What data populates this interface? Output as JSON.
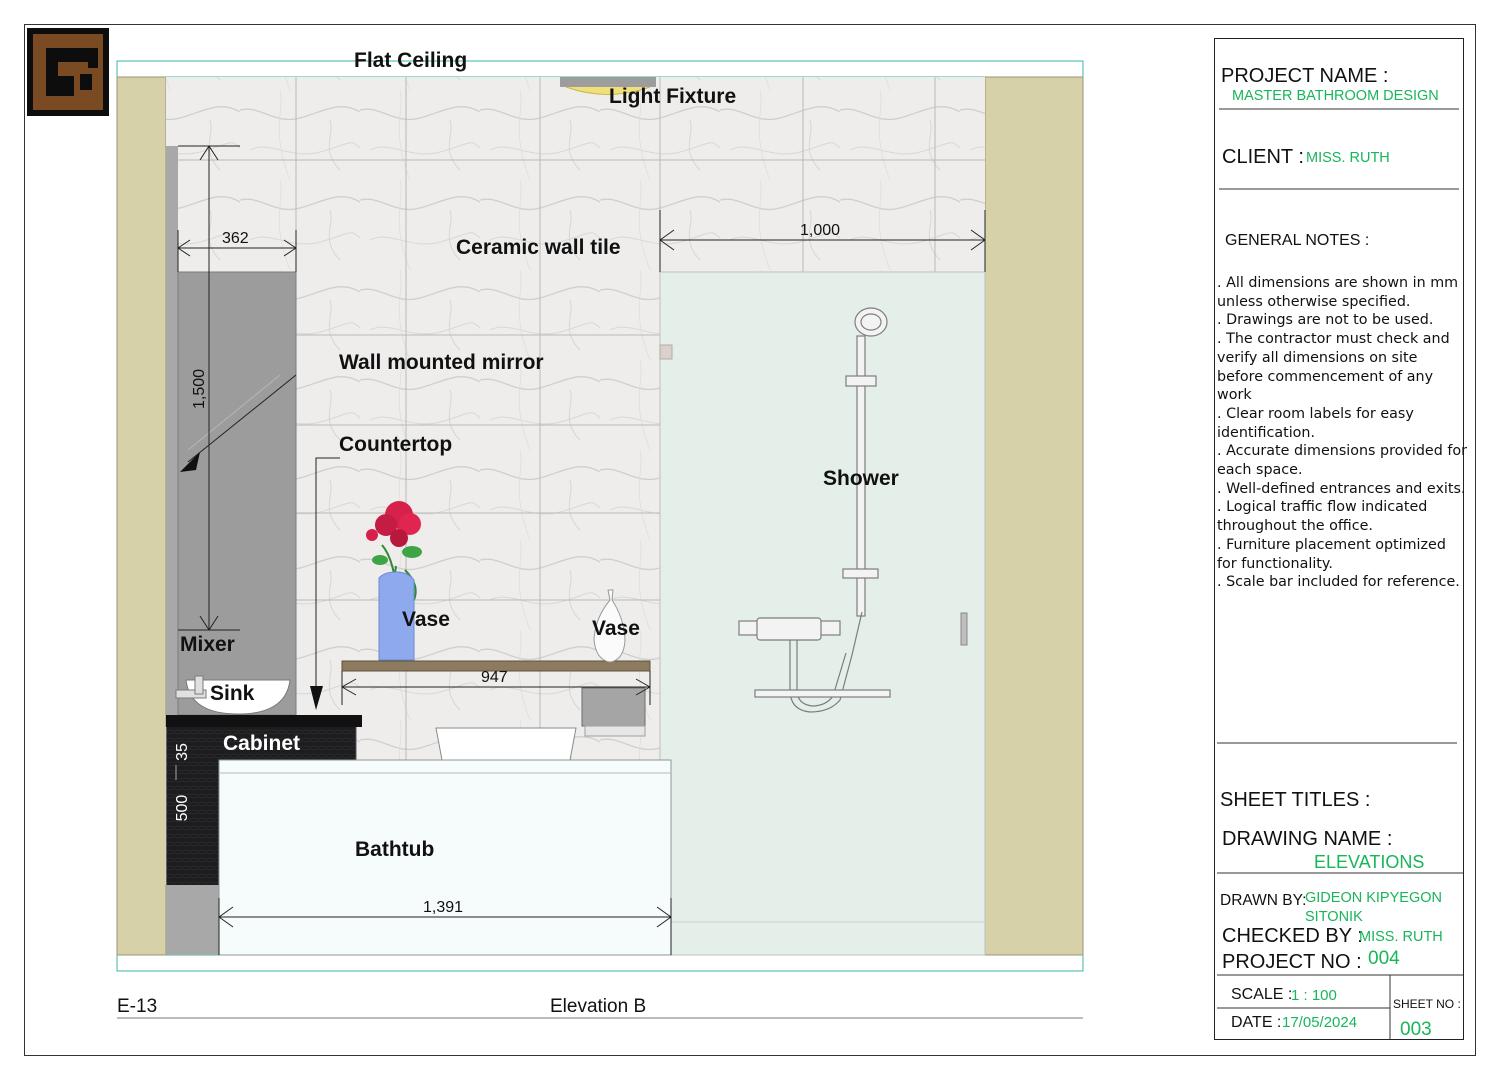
{
  "labels": {
    "flat_ceiling": "Flat Ceiling",
    "light_fixture": "Light Fixture",
    "ceramic_wall_tile": "Ceramic wall tile",
    "wall_mounted_mirror": "Wall mounted mirror",
    "countertop": "Countertop",
    "shower": "Shower",
    "vase_left": "Vase",
    "vase_right": "Vase",
    "mixer": "Mixer",
    "sink": "Sink",
    "cabinet": "Cabinet",
    "bathtub": "Bathtub"
  },
  "dimensions": {
    "mirror_width": "362",
    "shower_width": "1,000",
    "mirror_height": "1,500",
    "countertop_width": "947",
    "countertop_thickness": "35",
    "cabinet_height": "500",
    "bathtub_width": "1,391"
  },
  "footer": {
    "sheet_code": "E-13",
    "view_title": "Elevation B"
  },
  "title_block": {
    "project_name_label": "PROJECT NAME :",
    "project_name": "MASTER BATHROOM DESIGN",
    "client_label": "CLIENT :",
    "client": "MISS. RUTH",
    "general_notes_label": "GENERAL NOTES :",
    "notes": [
      ". All dimensions are shown in mm unless otherwise specified.",
      ". Drawings are not to be used.",
      ". The contractor must check and verify all dimensions on site before commencement of any work",
      ". Clear room labels for easy identification.",
      ". Accurate dimensions provided for each space.",
      ". Well-defined entrances and exits.",
      ". Logical traffic flow indicated throughout the office.",
      ". Furniture placement optimized for functionality.",
      ". Scale bar included for reference."
    ],
    "sheet_titles_label": "SHEET  TITLES :",
    "drawing_name_label": "DRAWING NAME :",
    "drawing_name": "ELEVATIONS",
    "drawn_by_label": "DRAWN BY:",
    "drawn_by_line1": "GIDEON KIPYEGON",
    "drawn_by_line2": "SITONIK",
    "checked_by_label": "CHECKED BY :",
    "checked_by": "MISS. RUTH",
    "project_no_label": "PROJECT NO :",
    "project_no": "004",
    "scale_label": "SCALE :",
    "scale": "1 : 100",
    "date_label": "DATE  :",
    "date": "17/05/2024",
    "sheet_no_label": "SHEET NO :",
    "sheet_no": "003"
  },
  "colors": {
    "side_wall": "#d7d1a9",
    "tile_wall": "#ecebea",
    "shower_glass": "#e4efe9",
    "cabinet": "#1d1d1f",
    "mirror": "#9c9c9c",
    "vase": "#8fa9ef",
    "rose": "#d6224a",
    "annotation_green": "#19b55a",
    "logo_brown": "#7a4a22"
  }
}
* * * * * * *
→ Given request
Find the lines of the material that hold the word "labels" and report their count alone.

→ The output
2